● WHAT IS REQUIRED:
Continue the forum thread about the Hollow One deck below, picking up right after its final sentence.

● EXCERPT PROVIDED:
- - -

Sometimes, the deck is a smelly donkey that you want to drop-kick, but that's rare. I had a weird situation playing last night (due to Godly draw and even better luck with random discard) where I had THREE Hollow Ones on the board on the first term, and a bunch of correlating Bloodghasts and Amalgams by turn 2... Nuts, man... Absolute nuts.
That might even beat a "Vintage" deck on occasion.
The go-to cards have skyrocketed in price over the last two weeks. This deck will be a THING, I think... And I'm really glad to have pooled the necessary cards to build it.
This deck seems wacky powerful, and like a deck that will be "on the rise" in the months ahead.
If you look at my Decks portion of my profile, you can see my list if your are interested. I've built this in the last week after seeing SaffronOlive's take on the deck and have been fascinated by it...
Sometimes, the deck is a smelly donkey that you want to drop-kick, but that's rare. I had a weird situation playing last night (due to Godly draw and even better luck with random discard) where I had THREE Hollow Ones on the board on the first term, and a bunch of correlating Bloodghasts and Amalgams by turn 2... Nuts, man... Absolute nuts.
That might even beat a "Vintage" deck on occasion.
The go-to cards have skyrocketed in price over the last two weeks. This deck will be a THING, I think... And I'm really glad to have pooled the necessary cards to build it.
It's Way Fun too...
The deck will definitely be a thing. On the MTGO Competitive Leagues the #2 of the leader board is playing Rakdos Hollow One. His deck is in the OP (jdmflcl's deck). Unless the pros are sleeping, this deck should be brought to the PT.
I looked at your deck, and I think you could use 2x more Street Wraith. Then, you have 20 lands, while most people run 18 on average, so you can cut some lands. With more Street Wraith you will cycle into more land anyway. Street Wraith is what Hollow One makes so broken, so I would always max out on this.

- - -

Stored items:

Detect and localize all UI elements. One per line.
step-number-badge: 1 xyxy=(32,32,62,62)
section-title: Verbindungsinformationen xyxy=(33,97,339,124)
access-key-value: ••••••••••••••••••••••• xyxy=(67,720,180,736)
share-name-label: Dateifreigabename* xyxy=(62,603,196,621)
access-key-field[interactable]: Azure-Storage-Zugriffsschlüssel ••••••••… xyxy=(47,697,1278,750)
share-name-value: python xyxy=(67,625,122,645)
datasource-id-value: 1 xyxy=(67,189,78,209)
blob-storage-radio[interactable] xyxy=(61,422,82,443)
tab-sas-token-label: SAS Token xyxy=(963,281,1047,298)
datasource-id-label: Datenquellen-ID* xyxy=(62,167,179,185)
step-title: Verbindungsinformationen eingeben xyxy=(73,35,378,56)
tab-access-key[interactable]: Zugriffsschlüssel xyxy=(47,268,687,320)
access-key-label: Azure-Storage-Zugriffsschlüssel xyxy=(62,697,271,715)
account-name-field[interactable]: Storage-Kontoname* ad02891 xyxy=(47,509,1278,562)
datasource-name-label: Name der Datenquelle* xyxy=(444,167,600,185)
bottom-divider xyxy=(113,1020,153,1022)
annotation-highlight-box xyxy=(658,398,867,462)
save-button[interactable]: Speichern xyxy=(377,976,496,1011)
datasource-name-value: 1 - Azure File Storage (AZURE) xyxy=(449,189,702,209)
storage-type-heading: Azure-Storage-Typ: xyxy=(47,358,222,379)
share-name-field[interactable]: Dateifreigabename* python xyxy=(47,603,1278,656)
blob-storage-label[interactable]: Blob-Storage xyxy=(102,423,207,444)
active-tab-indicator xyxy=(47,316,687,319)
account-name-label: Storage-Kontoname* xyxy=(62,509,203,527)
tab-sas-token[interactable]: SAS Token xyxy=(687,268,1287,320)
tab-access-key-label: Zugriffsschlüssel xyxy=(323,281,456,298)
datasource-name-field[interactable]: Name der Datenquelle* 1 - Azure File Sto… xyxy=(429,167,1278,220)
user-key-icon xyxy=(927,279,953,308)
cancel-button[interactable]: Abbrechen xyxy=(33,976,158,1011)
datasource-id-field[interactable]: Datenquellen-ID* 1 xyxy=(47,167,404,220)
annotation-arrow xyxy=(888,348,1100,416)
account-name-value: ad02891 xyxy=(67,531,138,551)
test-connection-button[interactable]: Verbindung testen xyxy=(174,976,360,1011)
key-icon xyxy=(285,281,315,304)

- - -

● EXERCISE RESULT:
This deck seems so awesome! I already play DS and a lot of those lands can be used in Rakdos Hollow One if I go by jdmflcl's list. Rest of the deck is semi-cheap with Gurmags, Flamewake Phoenix, Hollow One, and Flameblade Adepts. Luckily I already had the Burning Inquiries and Goblin Lores.
My focus right now is a mono-red (by manabase) build that still packs the main pieces of the Hollow One package while still running Vengevines, even though I (virtually) can't even hardcast them and am entirely relying on the graveyard play. Going mono-red partially out of budgetary necessity (my accrued collection of fetches and shocks includes very little red) and partly out of wanting to avoid nonbasic land hate (though I am giving thought to Ramunap Ruins for a little lategame reach).
A sequence that comes up an awful lot: T2 Burning-Tree Emissary then spending the red on Faithless Looting, then after pitching a Vengevine or two, casting a Hollow One for the floating G and getting any graveyard Vengevines into play.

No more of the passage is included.